YOUR TASK ->
Narrow the data below down to the lines containing "cells".

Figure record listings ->
- Opening Delimiter -

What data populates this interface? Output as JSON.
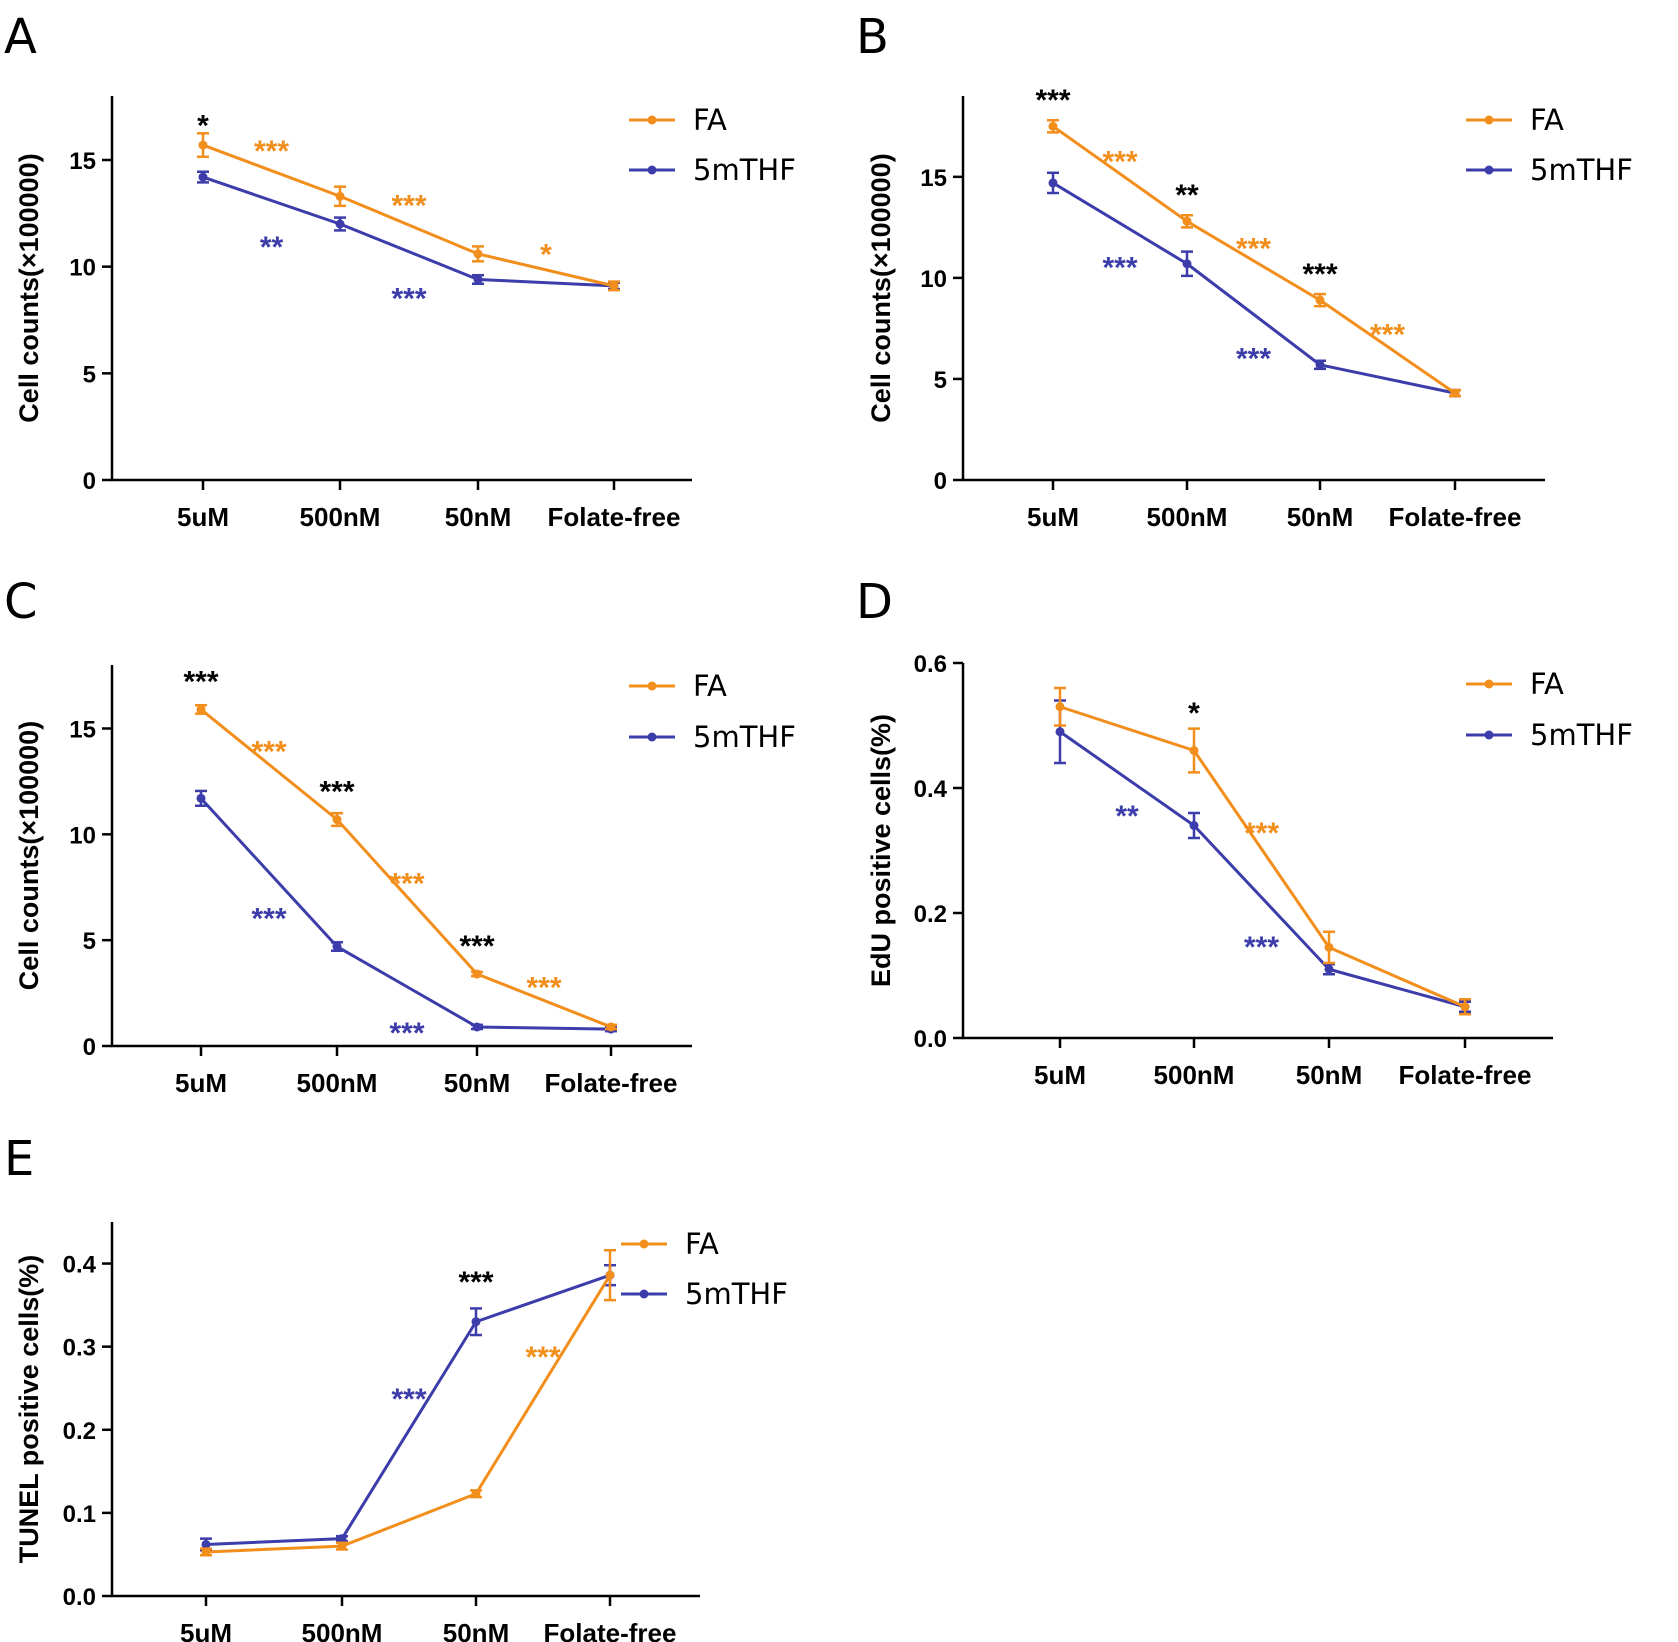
{
  "colors": {
    "FA": "#F28E1C",
    "5mTHF": "#3C3CAA",
    "axis": "#000000",
    "sig_between": "#000000"
  },
  "chart_data": [
    {
      "panel": "A",
      "type": "line",
      "categories": [
        "5uM",
        "500nM",
        "50nM",
        "Folate-free"
      ],
      "ylabel": "Cell counts(×100000)",
      "ylim": [
        0,
        18
      ],
      "yticks": [
        0,
        5,
        10,
        15
      ],
      "series": [
        {
          "name": "FA",
          "color_key": "FA",
          "values": [
            15.7,
            13.3,
            10.6,
            9.1
          ],
          "errors": [
            0.55,
            0.45,
            0.35,
            0.2
          ]
        },
        {
          "name": "5mTHF",
          "color_key": "5mTHF",
          "values": [
            14.2,
            12.0,
            9.4,
            9.1
          ],
          "errors": [
            0.25,
            0.3,
            0.2,
            0.15
          ]
        }
      ],
      "annotations": [
        {
          "text": "*",
          "color_key": "sig_between",
          "at": "5uM",
          "ref": 15.7,
          "offset": 1.2
        },
        {
          "text": "***",
          "color_key": "FA",
          "between": [
            0,
            1
          ],
          "series": "FA",
          "offset": 1.2
        },
        {
          "text": "***",
          "color_key": "FA",
          "between": [
            1,
            2
          ],
          "series": "FA",
          "offset": 1.2
        },
        {
          "text": "*",
          "color_key": "FA",
          "between": [
            2,
            3
          ],
          "series": "FA",
          "offset": 1.0
        },
        {
          "text": "**",
          "color_key": "5mTHF",
          "between": [
            0,
            1
          ],
          "series": "5mTHF",
          "offset": -1.9
        },
        {
          "text": "***",
          "color_key": "5mTHF",
          "between": [
            1,
            2
          ],
          "series": "5mTHF",
          "offset": -1.9
        }
      ]
    },
    {
      "panel": "B",
      "type": "line",
      "categories": [
        "5uM",
        "500nM",
        "50nM",
        "Folate-free"
      ],
      "ylabel": "Cell counts(×100000)",
      "ylim": [
        0,
        19
      ],
      "yticks": [
        0,
        5,
        10,
        15
      ],
      "series": [
        {
          "name": "FA",
          "color_key": "FA",
          "values": [
            17.5,
            12.8,
            8.9,
            4.3
          ],
          "errors": [
            0.3,
            0.3,
            0.3,
            0.15
          ]
        },
        {
          "name": "5mTHF",
          "color_key": "5mTHF",
          "values": [
            14.7,
            10.7,
            5.7,
            4.3
          ],
          "errors": [
            0.5,
            0.6,
            0.2,
            0.15
          ]
        }
      ],
      "annotations": [
        {
          "text": "***",
          "color_key": "sig_between",
          "at": "5uM",
          "ref": 17.5,
          "offset": 1.6
        },
        {
          "text": "**",
          "color_key": "sig_between",
          "at": "500nM",
          "ref": 12.8,
          "offset": 1.6
        },
        {
          "text": "***",
          "color_key": "sig_between",
          "at": "50nM",
          "ref": 8.9,
          "offset": 1.6
        },
        {
          "text": "***",
          "color_key": "FA",
          "between": [
            0,
            1
          ],
          "series": "FA",
          "offset": 0.9
        },
        {
          "text": "***",
          "color_key": "FA",
          "between": [
            1,
            2
          ],
          "series": "FA",
          "offset": 0.9
        },
        {
          "text": "***",
          "color_key": "FA",
          "between": [
            2,
            3
          ],
          "series": "FA",
          "offset": 0.9
        },
        {
          "text": "***",
          "color_key": "5mTHF",
          "between": [
            0,
            1
          ],
          "series": "5mTHF",
          "offset": -1.9
        },
        {
          "text": "***",
          "color_key": "5mTHF",
          "between": [
            1,
            2
          ],
          "series": "5mTHF",
          "offset": -1.9
        }
      ]
    },
    {
      "panel": "C",
      "type": "line",
      "categories": [
        "5uM",
        "500nM",
        "50nM",
        "Folate-free"
      ],
      "ylabel": "Cell counts(×100000)",
      "ylim": [
        0,
        18
      ],
      "yticks": [
        0,
        5,
        10,
        15
      ],
      "series": [
        {
          "name": "FA",
          "color_key": "FA",
          "values": [
            15.9,
            10.7,
            3.4,
            0.9
          ],
          "errors": [
            0.2,
            0.3,
            0.1,
            0.1
          ]
        },
        {
          "name": "5mTHF",
          "color_key": "5mTHF",
          "values": [
            11.7,
            4.7,
            0.9,
            0.8
          ],
          "errors": [
            0.35,
            0.2,
            0.1,
            0.1
          ]
        }
      ],
      "annotations": [
        {
          "text": "***",
          "color_key": "sig_between",
          "at": "5uM",
          "ref": 15.9,
          "offset": 1.6
        },
        {
          "text": "***",
          "color_key": "sig_between",
          "at": "500nM",
          "ref": 10.7,
          "offset": 1.6
        },
        {
          "text": "***",
          "color_key": "sig_between",
          "at": "50nM",
          "ref": 3.4,
          "offset": 1.6
        },
        {
          "text": "***",
          "color_key": "FA",
          "between": [
            0,
            1
          ],
          "series": "FA",
          "offset": 0.9
        },
        {
          "text": "***",
          "color_key": "FA",
          "between": [
            1,
            2
          ],
          "series": "FA",
          "offset": 0.9
        },
        {
          "text": "***",
          "color_key": "FA",
          "between": [
            2,
            3
          ],
          "series": "FA",
          "offset": 0.9
        },
        {
          "text": "***",
          "color_key": "5mTHF",
          "between": [
            0,
            1
          ],
          "series": "5mTHF",
          "offset": -1.9
        },
        {
          "text": "***",
          "color_key": "5mTHF",
          "between": [
            1,
            2
          ],
          "series": "5mTHF",
          "offset": -1.9
        }
      ]
    },
    {
      "panel": "D",
      "type": "line",
      "categories": [
        "5uM",
        "500nM",
        "50nM",
        "Folate-free"
      ],
      "ylabel": "EdU positive cells(%)",
      "ylim": [
        0,
        0.6
      ],
      "yticks": [
        0.0,
        0.2,
        0.4,
        0.6
      ],
      "tick_decimals": 1,
      "series": [
        {
          "name": "FA",
          "color_key": "FA",
          "values": [
            0.53,
            0.46,
            0.145,
            0.05
          ],
          "errors": [
            0.03,
            0.035,
            0.025,
            0.012
          ]
        },
        {
          "name": "5mTHF",
          "color_key": "5mTHF",
          "values": [
            0.49,
            0.34,
            0.11,
            0.05
          ],
          "errors": [
            0.05,
            0.02,
            0.008,
            0.008
          ]
        }
      ],
      "annotations": [
        {
          "text": "*",
          "color_key": "sig_between",
          "at": "500nM",
          "ref": 0.46,
          "offset": 0.07
        },
        {
          "text": "***",
          "color_key": "FA",
          "between": [
            1,
            2
          ],
          "series": "FA",
          "offset": 0.035
        },
        {
          "text": "**",
          "color_key": "5mTHF",
          "between": [
            0,
            1
          ],
          "series": "5mTHF",
          "offset": -0.05
        },
        {
          "text": "***",
          "color_key": "5mTHF",
          "between": [
            1,
            2
          ],
          "series": "5mTHF",
          "offset": -0.07
        }
      ]
    },
    {
      "panel": "E",
      "type": "line",
      "categories": [
        "5uM",
        "500nM",
        "50nM",
        "Folate-free"
      ],
      "ylabel": "TUNEL positive cells(%)",
      "ylim": [
        0,
        0.45
      ],
      "yticks": [
        0.0,
        0.1,
        0.2,
        0.3,
        0.4
      ],
      "tick_decimals": 1,
      "series": [
        {
          "name": "FA",
          "color_key": "FA",
          "values": [
            0.053,
            0.06,
            0.123,
            0.386
          ],
          "errors": [
            0.004,
            0.004,
            0.004,
            0.03
          ]
        },
        {
          "name": "5mTHF",
          "color_key": "5mTHF",
          "values": [
            0.062,
            0.069,
            0.33,
            0.386
          ],
          "errors": [
            0.007,
            0.003,
            0.016,
            0.012
          ]
        }
      ],
      "annotations": [
        {
          "text": "***",
          "color_key": "sig_between",
          "at": "50nM",
          "ref": 0.33,
          "offset": 0.055
        },
        {
          "text": "***",
          "color_key": "5mTHF",
          "between": [
            1,
            2
          ],
          "series": "5mTHF",
          "offset": 0.045
        },
        {
          "text": "***",
          "color_key": "FA",
          "between": [
            2,
            3
          ],
          "series": "FA",
          "offset": 0.04
        }
      ]
    }
  ]
}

- Closing Delimiter -

COMPLETED EXERCISE ->
      "ylabel": "EdU positive cells(%)",
      "ylabel": "TUNEL positive cells(%)",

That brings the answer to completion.